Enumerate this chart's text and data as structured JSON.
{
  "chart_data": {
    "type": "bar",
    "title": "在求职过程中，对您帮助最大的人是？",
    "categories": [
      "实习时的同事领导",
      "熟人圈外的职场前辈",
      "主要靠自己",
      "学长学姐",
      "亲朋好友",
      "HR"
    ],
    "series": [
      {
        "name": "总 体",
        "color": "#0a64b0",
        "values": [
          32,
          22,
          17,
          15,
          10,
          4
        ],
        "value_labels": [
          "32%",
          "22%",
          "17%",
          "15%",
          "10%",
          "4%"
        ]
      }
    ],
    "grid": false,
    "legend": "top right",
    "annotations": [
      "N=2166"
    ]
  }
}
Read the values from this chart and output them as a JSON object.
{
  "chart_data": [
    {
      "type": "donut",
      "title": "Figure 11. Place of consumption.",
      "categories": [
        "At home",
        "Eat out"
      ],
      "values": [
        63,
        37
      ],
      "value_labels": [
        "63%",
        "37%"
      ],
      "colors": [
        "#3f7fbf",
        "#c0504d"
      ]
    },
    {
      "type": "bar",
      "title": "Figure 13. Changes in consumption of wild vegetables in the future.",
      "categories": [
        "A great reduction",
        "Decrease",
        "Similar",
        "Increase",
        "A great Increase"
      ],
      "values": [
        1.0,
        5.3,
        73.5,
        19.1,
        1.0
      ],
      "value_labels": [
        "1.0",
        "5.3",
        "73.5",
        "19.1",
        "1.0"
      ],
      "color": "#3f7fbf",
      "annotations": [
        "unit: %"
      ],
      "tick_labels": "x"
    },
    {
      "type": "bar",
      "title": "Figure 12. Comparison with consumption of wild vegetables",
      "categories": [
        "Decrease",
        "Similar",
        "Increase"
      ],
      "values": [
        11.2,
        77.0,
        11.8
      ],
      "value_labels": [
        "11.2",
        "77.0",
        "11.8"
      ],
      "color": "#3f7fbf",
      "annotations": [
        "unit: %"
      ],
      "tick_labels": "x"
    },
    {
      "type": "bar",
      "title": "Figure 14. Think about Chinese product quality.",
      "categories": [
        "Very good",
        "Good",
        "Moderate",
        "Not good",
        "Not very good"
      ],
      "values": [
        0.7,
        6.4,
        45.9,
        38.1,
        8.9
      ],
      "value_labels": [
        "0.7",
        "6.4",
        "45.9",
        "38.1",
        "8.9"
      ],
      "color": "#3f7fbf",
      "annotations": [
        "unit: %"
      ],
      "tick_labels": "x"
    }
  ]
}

** Set task **
Select every line in the records above that contains the word "title".

** Solution to the exercise **
    "title": "在求职过程中，对您帮助最大的人是？",
      "title": "Figure 11. Place of consumption.",
      "title": "Figure 13. Changes in consumption of wild vegetables in the future.",
      "title": "Figure 12. Comparison with consumption of wild vegetables",
      "title": "Figure 14. Think about Chinese product quality.",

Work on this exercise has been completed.